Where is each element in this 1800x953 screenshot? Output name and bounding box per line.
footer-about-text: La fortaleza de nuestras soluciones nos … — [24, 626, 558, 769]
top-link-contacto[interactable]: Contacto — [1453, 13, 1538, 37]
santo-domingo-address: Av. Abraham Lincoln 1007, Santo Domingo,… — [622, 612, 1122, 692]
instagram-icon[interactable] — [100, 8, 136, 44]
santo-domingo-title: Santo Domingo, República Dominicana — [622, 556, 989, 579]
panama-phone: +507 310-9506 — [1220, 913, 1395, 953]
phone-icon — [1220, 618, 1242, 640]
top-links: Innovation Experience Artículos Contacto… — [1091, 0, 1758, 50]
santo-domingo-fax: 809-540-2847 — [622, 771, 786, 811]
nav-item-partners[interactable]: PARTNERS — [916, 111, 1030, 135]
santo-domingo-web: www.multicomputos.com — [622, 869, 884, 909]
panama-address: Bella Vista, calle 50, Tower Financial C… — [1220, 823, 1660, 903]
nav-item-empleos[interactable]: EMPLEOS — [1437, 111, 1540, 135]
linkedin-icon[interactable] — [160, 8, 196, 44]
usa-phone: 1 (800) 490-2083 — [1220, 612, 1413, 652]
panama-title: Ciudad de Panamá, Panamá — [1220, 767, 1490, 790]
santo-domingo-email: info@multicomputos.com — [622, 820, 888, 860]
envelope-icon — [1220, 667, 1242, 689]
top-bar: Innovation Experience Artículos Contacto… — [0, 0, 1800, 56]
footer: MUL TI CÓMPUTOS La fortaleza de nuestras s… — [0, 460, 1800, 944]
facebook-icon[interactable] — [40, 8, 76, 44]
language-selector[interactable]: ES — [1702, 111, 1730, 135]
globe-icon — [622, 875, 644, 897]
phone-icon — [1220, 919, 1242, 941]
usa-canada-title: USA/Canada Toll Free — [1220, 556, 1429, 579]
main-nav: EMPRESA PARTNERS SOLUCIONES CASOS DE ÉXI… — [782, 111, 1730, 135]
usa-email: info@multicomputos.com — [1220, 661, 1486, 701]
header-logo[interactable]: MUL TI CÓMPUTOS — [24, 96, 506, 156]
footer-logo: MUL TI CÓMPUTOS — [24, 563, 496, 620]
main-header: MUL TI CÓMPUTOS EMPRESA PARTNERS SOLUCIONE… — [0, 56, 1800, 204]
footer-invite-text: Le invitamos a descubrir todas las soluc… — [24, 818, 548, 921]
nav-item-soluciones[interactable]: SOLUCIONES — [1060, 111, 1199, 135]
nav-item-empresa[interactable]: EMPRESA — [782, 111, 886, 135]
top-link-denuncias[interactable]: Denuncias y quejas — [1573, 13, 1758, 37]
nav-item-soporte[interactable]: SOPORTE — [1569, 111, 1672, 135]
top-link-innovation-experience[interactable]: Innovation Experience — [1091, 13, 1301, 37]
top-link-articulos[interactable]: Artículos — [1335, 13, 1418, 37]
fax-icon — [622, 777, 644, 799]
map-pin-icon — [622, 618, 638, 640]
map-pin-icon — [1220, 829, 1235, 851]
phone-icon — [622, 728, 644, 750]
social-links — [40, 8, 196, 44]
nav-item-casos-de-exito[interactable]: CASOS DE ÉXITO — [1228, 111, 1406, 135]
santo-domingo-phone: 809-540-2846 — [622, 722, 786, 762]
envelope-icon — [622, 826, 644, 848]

——————————

Work instructions – Please write out all of the material above again, swapping "envelope-icon" for "mail-icon" everywhere it appears and leaving every other part unchanged.

Written response –
Where is each element in this 1800x953 screenshot? Output name and bounding box per line.
footer-about-text: La fortaleza de nuestras soluciones nos … — [24, 626, 558, 769]
top-link-contacto[interactable]: Contacto — [1453, 13, 1538, 37]
santo-domingo-address: Av. Abraham Lincoln 1007, Santo Domingo,… — [622, 612, 1122, 692]
instagram-icon[interactable] — [100, 8, 136, 44]
santo-domingo-title: Santo Domingo, República Dominicana — [622, 556, 989, 579]
panama-phone: +507 310-9506 — [1220, 913, 1395, 953]
phone-icon — [1220, 618, 1242, 640]
top-links: Innovation Experience Artículos Contacto… — [1091, 0, 1758, 50]
santo-domingo-fax: 809-540-2847 — [622, 771, 786, 811]
nav-item-partners[interactable]: PARTNERS — [916, 111, 1030, 135]
santo-domingo-web: www.multicomputos.com — [622, 869, 884, 909]
panama-address: Bella Vista, calle 50, Tower Financial C… — [1220, 823, 1660, 903]
nav-item-empleos[interactable]: EMPLEOS — [1437, 111, 1540, 135]
linkedin-icon[interactable] — [160, 8, 196, 44]
usa-phone: 1 (800) 490-2083 — [1220, 612, 1413, 652]
panama-title: Ciudad de Panamá, Panamá — [1220, 767, 1490, 790]
santo-domingo-email: info@multicomputos.com — [622, 820, 888, 860]
mail-icon — [1220, 667, 1242, 689]
top-bar: Innovation Experience Artículos Contacto… — [0, 0, 1800, 56]
footer: MUL TI CÓMPUTOS La fortaleza de nuestras s… — [0, 460, 1800, 944]
facebook-icon[interactable] — [40, 8, 76, 44]
language-selector[interactable]: ES — [1702, 111, 1730, 135]
globe-icon — [622, 875, 644, 897]
phone-icon — [1220, 919, 1242, 941]
usa-canada-title: USA/Canada Toll Free — [1220, 556, 1429, 579]
main-nav: EMPRESA PARTNERS SOLUCIONES CASOS DE ÉXI… — [782, 111, 1730, 135]
usa-email: info@multicomputos.com — [1220, 661, 1486, 701]
header-logo[interactable]: MUL TI CÓMPUTOS — [24, 96, 506, 156]
footer-logo: MUL TI CÓMPUTOS — [24, 563, 496, 620]
main-header: MUL TI CÓMPUTOS EMPRESA PARTNERS SOLUCIONE… — [0, 56, 1800, 204]
footer-invite-text: Le invitamos a descubrir todas las soluc… — [24, 818, 548, 921]
nav-item-soluciones[interactable]: SOLUCIONES — [1060, 111, 1199, 135]
nav-item-empresa[interactable]: EMPRESA — [782, 111, 886, 135]
top-link-denuncias[interactable]: Denuncias y quejas — [1573, 13, 1758, 37]
nav-item-soporte[interactable]: SOPORTE — [1569, 111, 1672, 135]
top-link-innovation-experience[interactable]: Innovation Experience — [1091, 13, 1301, 37]
top-link-articulos[interactable]: Artículos — [1335, 13, 1418, 37]
fax-icon — [622, 777, 644, 799]
map-pin-icon — [622, 618, 638, 640]
map-pin-icon — [1220, 829, 1235, 851]
phone-icon — [622, 728, 644, 750]
social-links — [40, 8, 196, 44]
nav-item-casos-de-exito[interactable]: CASOS DE ÉXITO — [1228, 111, 1406, 135]
santo-domingo-phone: 809-540-2846 — [622, 722, 786, 762]
mail-icon — [622, 826, 644, 848]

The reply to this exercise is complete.